What the task requires
State how many lines in these records contain the word "subtitle", and nothing else.
»»
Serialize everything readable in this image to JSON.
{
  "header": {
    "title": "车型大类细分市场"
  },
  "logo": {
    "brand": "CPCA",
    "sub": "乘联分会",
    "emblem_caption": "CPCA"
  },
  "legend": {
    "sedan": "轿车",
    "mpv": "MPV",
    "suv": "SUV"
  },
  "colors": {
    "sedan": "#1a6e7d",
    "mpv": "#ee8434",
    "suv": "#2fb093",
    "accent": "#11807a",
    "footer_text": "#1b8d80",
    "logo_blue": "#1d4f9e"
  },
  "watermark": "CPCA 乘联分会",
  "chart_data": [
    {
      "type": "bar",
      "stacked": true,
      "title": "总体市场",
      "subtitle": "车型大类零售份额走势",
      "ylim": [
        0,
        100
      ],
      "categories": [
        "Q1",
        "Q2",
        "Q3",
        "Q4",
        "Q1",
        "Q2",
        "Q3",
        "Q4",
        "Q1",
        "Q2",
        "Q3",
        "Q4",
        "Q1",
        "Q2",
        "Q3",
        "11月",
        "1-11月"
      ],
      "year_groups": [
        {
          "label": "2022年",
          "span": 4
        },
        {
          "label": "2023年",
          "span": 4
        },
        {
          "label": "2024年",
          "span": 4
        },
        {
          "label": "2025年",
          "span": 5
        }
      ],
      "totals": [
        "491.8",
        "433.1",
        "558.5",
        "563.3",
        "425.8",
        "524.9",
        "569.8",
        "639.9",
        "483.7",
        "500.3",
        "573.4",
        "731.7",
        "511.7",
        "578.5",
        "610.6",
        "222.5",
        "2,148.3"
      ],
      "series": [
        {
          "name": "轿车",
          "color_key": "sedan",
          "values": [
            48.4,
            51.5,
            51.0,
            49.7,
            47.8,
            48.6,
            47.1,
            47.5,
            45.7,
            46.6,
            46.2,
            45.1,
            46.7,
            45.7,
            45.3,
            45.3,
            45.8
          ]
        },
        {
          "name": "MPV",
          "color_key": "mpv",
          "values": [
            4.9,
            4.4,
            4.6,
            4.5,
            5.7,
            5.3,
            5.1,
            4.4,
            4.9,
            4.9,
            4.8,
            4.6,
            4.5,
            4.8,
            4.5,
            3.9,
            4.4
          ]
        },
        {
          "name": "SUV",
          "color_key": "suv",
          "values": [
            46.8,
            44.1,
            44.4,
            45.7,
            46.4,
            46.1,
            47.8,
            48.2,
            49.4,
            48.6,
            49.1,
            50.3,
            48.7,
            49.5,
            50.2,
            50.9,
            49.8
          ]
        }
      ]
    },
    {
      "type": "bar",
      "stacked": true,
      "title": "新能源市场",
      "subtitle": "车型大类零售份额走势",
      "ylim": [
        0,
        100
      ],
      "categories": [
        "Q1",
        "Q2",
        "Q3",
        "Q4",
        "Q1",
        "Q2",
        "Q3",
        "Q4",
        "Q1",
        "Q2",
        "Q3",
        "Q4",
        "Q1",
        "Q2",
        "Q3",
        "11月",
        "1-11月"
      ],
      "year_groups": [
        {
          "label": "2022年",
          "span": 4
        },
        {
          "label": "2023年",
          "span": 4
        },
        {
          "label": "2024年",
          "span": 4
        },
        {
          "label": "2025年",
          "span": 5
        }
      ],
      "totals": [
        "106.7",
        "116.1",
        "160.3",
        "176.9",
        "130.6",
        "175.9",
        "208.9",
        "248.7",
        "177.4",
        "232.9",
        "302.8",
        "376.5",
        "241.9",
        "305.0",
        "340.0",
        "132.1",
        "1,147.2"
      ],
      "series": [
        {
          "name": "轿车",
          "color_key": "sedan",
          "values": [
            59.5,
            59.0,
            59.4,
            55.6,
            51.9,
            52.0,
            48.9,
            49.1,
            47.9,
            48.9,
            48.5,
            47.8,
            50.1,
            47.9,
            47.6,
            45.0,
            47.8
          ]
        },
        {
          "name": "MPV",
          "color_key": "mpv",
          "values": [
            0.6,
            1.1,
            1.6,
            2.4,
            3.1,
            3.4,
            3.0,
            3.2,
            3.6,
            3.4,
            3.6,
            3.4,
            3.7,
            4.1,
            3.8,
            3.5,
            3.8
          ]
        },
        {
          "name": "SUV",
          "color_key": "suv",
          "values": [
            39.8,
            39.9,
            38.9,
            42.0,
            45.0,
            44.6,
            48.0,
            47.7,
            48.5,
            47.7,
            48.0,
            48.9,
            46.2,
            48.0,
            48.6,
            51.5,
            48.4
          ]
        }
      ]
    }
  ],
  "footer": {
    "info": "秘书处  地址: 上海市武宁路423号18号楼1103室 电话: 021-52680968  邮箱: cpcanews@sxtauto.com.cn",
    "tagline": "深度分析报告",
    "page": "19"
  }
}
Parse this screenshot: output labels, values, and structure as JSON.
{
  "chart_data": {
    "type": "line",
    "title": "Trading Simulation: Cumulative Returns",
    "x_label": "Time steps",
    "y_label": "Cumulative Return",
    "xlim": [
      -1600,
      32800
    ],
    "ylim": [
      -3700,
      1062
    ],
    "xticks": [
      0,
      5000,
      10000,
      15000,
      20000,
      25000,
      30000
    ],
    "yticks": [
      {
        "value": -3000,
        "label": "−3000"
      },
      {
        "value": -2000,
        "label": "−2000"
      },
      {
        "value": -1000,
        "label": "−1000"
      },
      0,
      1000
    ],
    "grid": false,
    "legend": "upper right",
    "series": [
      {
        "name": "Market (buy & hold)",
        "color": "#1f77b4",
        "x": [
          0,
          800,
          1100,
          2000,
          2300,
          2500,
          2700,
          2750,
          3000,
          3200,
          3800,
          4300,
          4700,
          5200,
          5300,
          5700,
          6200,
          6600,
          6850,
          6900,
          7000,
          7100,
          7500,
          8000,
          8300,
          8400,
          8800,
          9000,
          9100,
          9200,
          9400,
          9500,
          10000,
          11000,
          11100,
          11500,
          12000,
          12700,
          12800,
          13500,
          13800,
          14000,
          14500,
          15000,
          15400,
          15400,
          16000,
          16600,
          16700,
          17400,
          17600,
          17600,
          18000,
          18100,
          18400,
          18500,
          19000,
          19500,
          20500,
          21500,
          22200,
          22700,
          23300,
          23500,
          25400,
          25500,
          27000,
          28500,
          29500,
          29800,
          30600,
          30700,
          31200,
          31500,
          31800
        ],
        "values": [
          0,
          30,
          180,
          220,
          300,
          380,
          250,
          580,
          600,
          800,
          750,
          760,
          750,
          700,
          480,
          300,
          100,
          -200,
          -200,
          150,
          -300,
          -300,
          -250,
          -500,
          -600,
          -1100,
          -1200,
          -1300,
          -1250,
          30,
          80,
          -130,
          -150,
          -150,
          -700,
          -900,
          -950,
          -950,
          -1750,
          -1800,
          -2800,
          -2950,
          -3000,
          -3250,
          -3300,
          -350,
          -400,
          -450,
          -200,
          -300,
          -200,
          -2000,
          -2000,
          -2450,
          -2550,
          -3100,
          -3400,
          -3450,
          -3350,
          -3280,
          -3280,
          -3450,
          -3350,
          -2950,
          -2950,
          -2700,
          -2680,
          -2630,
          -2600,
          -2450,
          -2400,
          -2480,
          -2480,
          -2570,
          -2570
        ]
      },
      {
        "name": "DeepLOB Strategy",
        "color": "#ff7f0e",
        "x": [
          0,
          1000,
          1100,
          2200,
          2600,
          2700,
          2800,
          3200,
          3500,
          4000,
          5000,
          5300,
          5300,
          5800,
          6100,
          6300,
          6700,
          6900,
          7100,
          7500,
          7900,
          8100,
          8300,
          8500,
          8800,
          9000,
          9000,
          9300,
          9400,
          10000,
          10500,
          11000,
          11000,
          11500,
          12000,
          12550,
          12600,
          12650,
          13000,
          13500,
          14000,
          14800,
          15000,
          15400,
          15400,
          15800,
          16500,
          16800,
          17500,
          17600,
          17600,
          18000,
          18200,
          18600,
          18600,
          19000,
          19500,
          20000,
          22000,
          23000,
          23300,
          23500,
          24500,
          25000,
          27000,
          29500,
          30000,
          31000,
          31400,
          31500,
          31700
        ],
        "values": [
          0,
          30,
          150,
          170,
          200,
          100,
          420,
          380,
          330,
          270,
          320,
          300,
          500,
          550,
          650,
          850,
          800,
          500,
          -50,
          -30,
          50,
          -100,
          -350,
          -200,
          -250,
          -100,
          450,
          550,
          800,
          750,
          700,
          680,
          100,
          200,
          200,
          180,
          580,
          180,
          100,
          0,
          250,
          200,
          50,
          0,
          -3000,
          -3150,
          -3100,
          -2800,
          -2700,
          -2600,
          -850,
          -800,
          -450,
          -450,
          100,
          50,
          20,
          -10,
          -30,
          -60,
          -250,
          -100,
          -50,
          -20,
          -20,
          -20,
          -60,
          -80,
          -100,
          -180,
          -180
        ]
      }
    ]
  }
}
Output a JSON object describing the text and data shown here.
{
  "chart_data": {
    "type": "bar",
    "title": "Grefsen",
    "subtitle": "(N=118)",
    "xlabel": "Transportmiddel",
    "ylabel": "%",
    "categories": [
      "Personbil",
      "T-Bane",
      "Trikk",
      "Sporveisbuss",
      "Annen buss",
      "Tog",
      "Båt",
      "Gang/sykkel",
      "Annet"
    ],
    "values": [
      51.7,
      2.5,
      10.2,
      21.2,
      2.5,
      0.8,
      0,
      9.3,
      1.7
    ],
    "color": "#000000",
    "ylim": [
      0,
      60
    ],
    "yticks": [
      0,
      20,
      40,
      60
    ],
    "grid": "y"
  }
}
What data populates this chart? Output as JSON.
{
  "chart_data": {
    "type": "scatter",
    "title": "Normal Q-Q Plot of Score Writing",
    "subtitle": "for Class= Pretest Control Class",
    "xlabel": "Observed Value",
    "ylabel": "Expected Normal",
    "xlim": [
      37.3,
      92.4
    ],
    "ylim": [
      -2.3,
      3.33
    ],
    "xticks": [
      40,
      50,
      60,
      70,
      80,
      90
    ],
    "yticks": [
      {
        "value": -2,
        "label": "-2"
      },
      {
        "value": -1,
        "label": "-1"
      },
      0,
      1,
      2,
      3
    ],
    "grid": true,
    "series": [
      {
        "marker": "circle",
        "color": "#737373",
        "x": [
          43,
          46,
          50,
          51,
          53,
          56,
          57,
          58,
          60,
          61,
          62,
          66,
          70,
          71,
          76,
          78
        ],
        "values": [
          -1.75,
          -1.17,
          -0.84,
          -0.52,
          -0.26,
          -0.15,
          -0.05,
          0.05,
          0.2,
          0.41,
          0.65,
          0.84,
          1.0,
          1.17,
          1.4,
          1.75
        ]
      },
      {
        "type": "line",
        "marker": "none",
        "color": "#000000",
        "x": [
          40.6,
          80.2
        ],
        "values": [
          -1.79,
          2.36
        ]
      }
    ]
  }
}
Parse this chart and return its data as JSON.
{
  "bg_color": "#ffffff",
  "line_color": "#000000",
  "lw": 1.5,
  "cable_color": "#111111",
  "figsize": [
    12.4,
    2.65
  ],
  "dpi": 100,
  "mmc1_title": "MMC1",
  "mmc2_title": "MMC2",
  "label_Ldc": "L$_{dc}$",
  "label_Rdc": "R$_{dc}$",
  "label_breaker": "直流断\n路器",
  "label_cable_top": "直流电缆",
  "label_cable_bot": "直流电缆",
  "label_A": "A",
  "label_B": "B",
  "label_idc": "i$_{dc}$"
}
««
Solution for this exercise
4